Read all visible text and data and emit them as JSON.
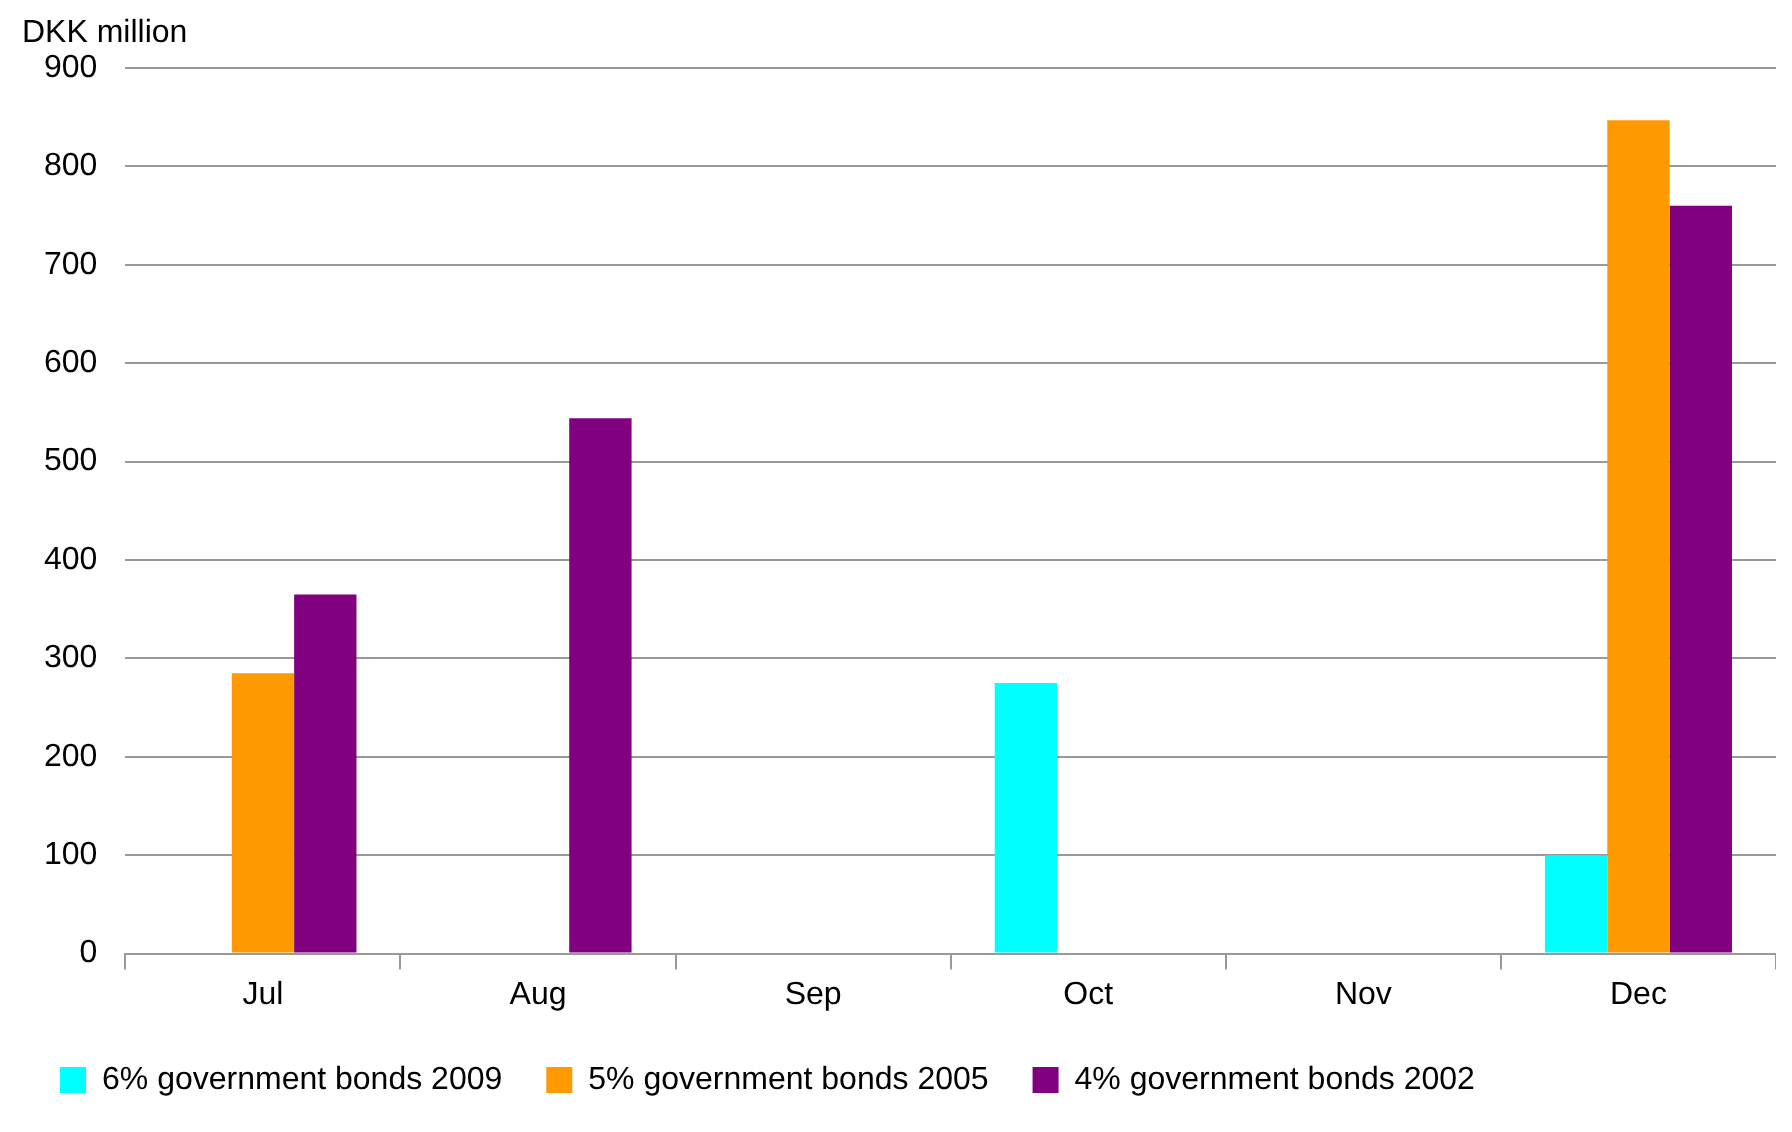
{
  "chart_data": {
    "type": "bar",
    "ylabel": "DKK million",
    "categories": [
      "Jul",
      "Aug",
      "Sep",
      "Oct",
      "Nov",
      "Dec"
    ],
    "series": [
      {
        "name": "6% government bonds 2009",
        "color": "#00ffff",
        "values": [
          null,
          null,
          null,
          275,
          null,
          100
        ]
      },
      {
        "name": "5% government bonds 2005",
        "color": "#ff9900",
        "values": [
          285,
          null,
          null,
          null,
          null,
          847
        ]
      },
      {
        "name": "4% government bonds 2002",
        "color": "#800080",
        "values": [
          365,
          544,
          null,
          null,
          null,
          760
        ]
      }
    ],
    "ylim": [
      0,
      900
    ],
    "yticks": [
      0,
      100,
      200,
      300,
      400,
      500,
      600,
      700,
      800,
      900
    ],
    "grid": "y",
    "legend": "bottom"
  }
}
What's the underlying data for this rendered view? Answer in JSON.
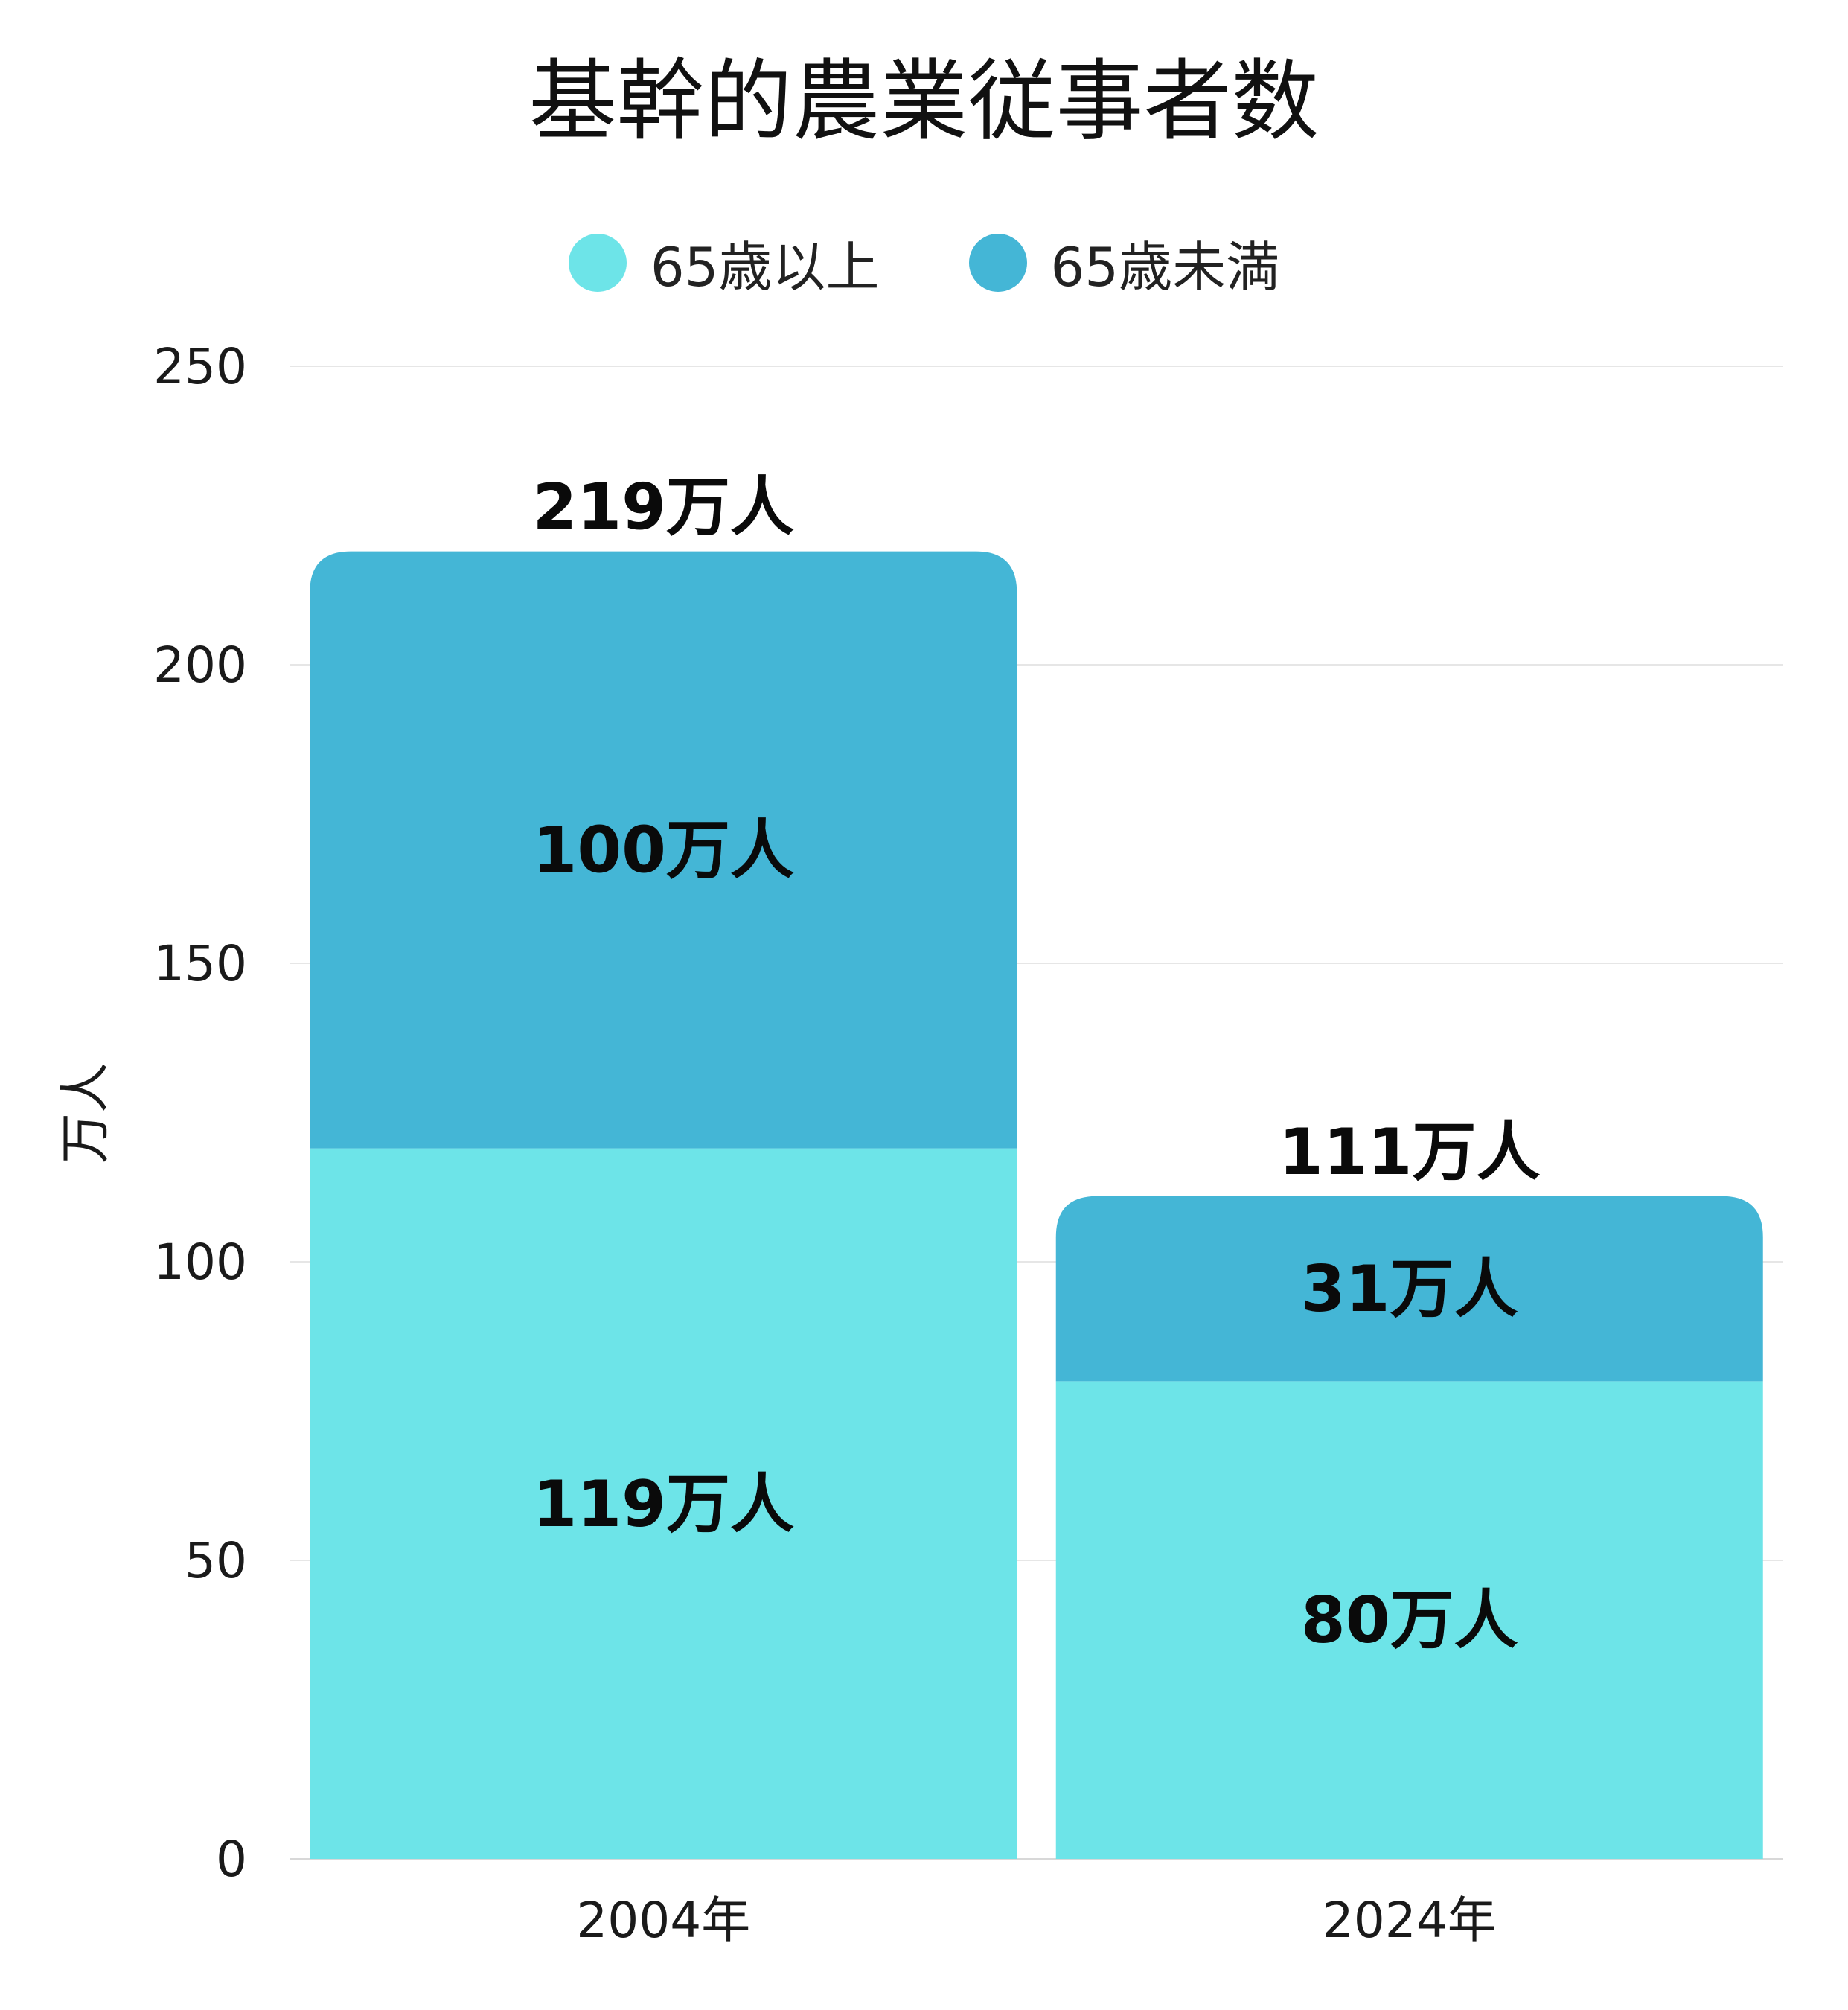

Prompt:
Without the pictures, reproduce every line of the records above exactly.

Completed exercise:
Read all visible text and data and emit them as JSON.
{
  "chart_data": {
    "type": "bar",
    "ylabel": "DKK million",
    "categories": [
      "Jul",
      "Aug",
      "Sep",
      "Oct",
      "Nov",
      "Dec"
    ],
    "series": [
      {
        "name": "6% government bonds 2009",
        "color": "#00ffff",
        "values": [
          null,
          null,
          null,
          275,
          null,
          100
        ]
      },
      {
        "name": "5% government bonds 2005",
        "color": "#ff9900",
        "values": [
          285,
          null,
          null,
          null,
          null,
          847
        ]
      },
      {
        "name": "4% government bonds 2002",
        "color": "#800080",
        "values": [
          365,
          544,
          null,
          null,
          null,
          760
        ]
      }
    ],
    "ylim": [
      0,
      900
    ],
    "yticks": [
      0,
      100,
      200,
      300,
      400,
      500,
      600,
      700,
      800,
      900
    ],
    "grid": "y",
    "legend": "bottom"
  }
}
What's the underlying data for this rendered view? Answer in JSON.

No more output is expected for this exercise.